» **Dataset items**:
============================================================

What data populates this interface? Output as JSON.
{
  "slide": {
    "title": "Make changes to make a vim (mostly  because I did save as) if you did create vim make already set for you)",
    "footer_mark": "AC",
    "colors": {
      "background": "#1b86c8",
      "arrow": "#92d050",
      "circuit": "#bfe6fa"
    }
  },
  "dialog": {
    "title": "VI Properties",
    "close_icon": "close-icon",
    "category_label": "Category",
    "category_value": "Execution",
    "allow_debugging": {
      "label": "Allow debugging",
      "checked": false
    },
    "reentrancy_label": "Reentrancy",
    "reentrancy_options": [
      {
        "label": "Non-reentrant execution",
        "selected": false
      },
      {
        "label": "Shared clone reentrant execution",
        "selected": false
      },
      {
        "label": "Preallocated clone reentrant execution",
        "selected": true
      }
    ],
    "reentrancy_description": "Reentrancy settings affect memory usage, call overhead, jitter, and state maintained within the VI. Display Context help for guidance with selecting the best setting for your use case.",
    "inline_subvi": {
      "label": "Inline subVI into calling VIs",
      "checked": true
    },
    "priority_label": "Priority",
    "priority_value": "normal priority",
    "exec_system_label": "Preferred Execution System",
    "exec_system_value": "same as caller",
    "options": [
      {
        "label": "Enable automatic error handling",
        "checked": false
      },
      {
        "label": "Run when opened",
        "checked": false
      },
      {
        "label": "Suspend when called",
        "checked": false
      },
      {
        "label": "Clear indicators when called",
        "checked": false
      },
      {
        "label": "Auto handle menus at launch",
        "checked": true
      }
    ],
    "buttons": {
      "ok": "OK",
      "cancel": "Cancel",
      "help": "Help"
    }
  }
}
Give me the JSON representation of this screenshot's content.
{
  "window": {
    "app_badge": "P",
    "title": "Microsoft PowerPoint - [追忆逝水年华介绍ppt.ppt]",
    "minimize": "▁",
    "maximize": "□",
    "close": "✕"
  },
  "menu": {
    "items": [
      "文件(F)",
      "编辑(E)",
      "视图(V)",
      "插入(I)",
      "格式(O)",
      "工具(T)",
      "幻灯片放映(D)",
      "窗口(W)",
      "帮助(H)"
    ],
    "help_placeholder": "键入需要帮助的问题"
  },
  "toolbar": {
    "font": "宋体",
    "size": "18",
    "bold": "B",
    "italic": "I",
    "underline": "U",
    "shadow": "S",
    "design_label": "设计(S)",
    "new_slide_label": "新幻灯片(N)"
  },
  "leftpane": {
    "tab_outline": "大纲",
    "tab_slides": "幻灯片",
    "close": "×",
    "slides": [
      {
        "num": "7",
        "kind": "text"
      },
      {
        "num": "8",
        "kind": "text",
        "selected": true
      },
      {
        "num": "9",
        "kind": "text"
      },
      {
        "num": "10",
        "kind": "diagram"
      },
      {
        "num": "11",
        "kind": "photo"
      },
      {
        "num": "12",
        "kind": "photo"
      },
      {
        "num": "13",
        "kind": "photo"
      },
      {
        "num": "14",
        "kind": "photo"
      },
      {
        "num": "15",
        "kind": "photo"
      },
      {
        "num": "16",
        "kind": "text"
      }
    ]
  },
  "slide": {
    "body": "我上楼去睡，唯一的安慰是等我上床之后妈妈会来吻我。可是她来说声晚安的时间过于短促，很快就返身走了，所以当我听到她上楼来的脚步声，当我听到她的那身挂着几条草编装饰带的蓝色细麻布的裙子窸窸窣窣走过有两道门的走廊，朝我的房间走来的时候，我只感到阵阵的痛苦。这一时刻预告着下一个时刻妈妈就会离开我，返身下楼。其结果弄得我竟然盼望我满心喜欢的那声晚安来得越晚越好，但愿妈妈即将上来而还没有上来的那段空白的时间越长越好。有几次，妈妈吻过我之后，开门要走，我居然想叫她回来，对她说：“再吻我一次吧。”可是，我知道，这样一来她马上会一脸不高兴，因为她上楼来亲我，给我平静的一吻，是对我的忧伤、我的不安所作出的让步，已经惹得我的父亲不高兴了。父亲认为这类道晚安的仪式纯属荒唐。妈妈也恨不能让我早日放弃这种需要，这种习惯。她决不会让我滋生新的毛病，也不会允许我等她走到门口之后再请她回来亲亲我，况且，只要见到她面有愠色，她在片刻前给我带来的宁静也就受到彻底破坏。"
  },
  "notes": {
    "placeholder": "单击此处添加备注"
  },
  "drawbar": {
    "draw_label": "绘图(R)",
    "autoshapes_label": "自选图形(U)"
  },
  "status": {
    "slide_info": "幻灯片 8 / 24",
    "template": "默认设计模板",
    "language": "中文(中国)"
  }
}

============================================================

Reproduce the full listing word for word.

» **The answer**:
What data populates this interface? Output as JSON.
{
  "slide": {
    "title": "Make changes to make a vim (mostly  because I did save as) if you did create vim make already set for you)",
    "footer_mark": "AC",
    "colors": {
      "background": "#1b86c8",
      "arrow": "#92d050",
      "circuit": "#bfe6fa"
    }
  },
  "dialog": {
    "title": "VI Properties",
    "close_icon": "close-icon",
    "category_label": "Category",
    "category_value": "Execution",
    "allow_debugging": {
      "label": "Allow debugging",
      "checked": false
    },
    "reentrancy_label": "Reentrancy",
    "reentrancy_options": [
      {
        "label": "Non-reentrant execution",
        "selected": false
      },
      {
        "label": "Shared clone reentrant execution",
        "selected": false
      },
      {
        "label": "Preallocated clone reentrant execution",
        "selected": true
      }
    ],
    "reentrancy_description": "Reentrancy settings affect memory usage, call overhead, jitter, and state maintained within the VI. Display Context help for guidance with selecting the best setting for your use case.",
    "inline_subvi": {
      "label": "Inline subVI into calling VIs",
      "checked": true
    },
    "priority_label": "Priority",
    "priority_value": "normal priority",
    "exec_system_label": "Preferred Execution System",
    "exec_system_value": "same as caller",
    "options": [
      {
        "label": "Enable automatic error handling",
        "checked": false
      },
      {
        "label": "Run when opened",
        "checked": false
      },
      {
        "label": "Suspend when called",
        "checked": false
      },
      {
        "label": "Clear indicators when called",
        "checked": false
      },
      {
        "label": "Auto handle menus at launch",
        "checked": true
      }
    ],
    "buttons": {
      "ok": "OK",
      "cancel": "Cancel",
      "help": "Help"
    }
  }
}
Give me the JSON representation of this screenshot's content.
{
  "window": {
    "app_badge": "P",
    "title": "Microsoft PowerPoint - [追忆逝水年华介绍ppt.ppt]",
    "minimize": "▁",
    "maximize": "□",
    "close": "✕"
  },
  "menu": {
    "items": [
      "文件(F)",
      "编辑(E)",
      "视图(V)",
      "插入(I)",
      "格式(O)",
      "工具(T)",
      "幻灯片放映(D)",
      "窗口(W)",
      "帮助(H)"
    ],
    "help_placeholder": "键入需要帮助的问题"
  },
  "toolbar": {
    "font": "宋体",
    "size": "18",
    "bold": "B",
    "italic": "I",
    "underline": "U",
    "shadow": "S",
    "design_label": "设计(S)",
    "new_slide_label": "新幻灯片(N)"
  },
  "leftpane": {
    "tab_outline": "大纲",
    "tab_slides": "幻灯片",
    "close": "×",
    "slides": [
      {
        "num": "7",
        "kind": "text"
      },
      {
        "num": "8",
        "kind": "text",
        "selected": true
      },
      {
        "num": "9",
        "kind": "text"
      },
      {
        "num": "10",
        "kind": "diagram"
      },
      {
        "num": "11",
        "kind": "photo"
      },
      {
        "num": "12",
        "kind": "photo"
      },
      {
        "num": "13",
        "kind": "photo"
      },
      {
        "num": "14",
        "kind": "photo"
      },
      {
        "num": "15",
        "kind": "photo"
      },
      {
        "num": "16",
        "kind": "text"
      }
    ]
  },
  "slide": {
    "body": "我上楼去睡，唯一的安慰是等我上床之后妈妈会来吻我。可是她来说声晚安的时间过于短促，很快就返身走了，所以当我听到她上楼来的脚步声，当我听到她的那身挂着几条草编装饰带的蓝色细麻布的裙子窸窸窣窣走过有两道门的走廊，朝我的房间走来的时候，我只感到阵阵的痛苦。这一时刻预告着下一个时刻妈妈就会离开我，返身下楼。其结果弄得我竟然盼望我满心喜欢的那声晚安来得越晚越好，但愿妈妈即将上来而还没有上来的那段空白的时间越长越好。有几次，妈妈吻过我之后，开门要走，我居然想叫她回来，对她说：“再吻我一次吧。”可是，我知道，这样一来她马上会一脸不高兴，因为她上楼来亲我，给我平静的一吻，是对我的忧伤、我的不安所作出的让步，已经惹得我的父亲不高兴了。父亲认为这类道晚安的仪式纯属荒唐。妈妈也恨不能让我早日放弃这种需要，这种习惯。她决不会让我滋生新的毛病，也不会允许我等她走到门口之后再请她回来亲亲我，况且，只要见到她面有愠色，她在片刻前给我带来的宁静也就受到彻底破坏。"
  },
  "notes": {
    "placeholder": "单击此处添加备注"
  },
  "drawbar": {
    "draw_label": "绘图(R)",
    "autoshapes_label": "自选图形(U)"
  },
  "status": {
    "slide_info": "幻灯片 8 / 24",
    "template": "默认设计模板",
    "language": "中文(中国)"
  }
}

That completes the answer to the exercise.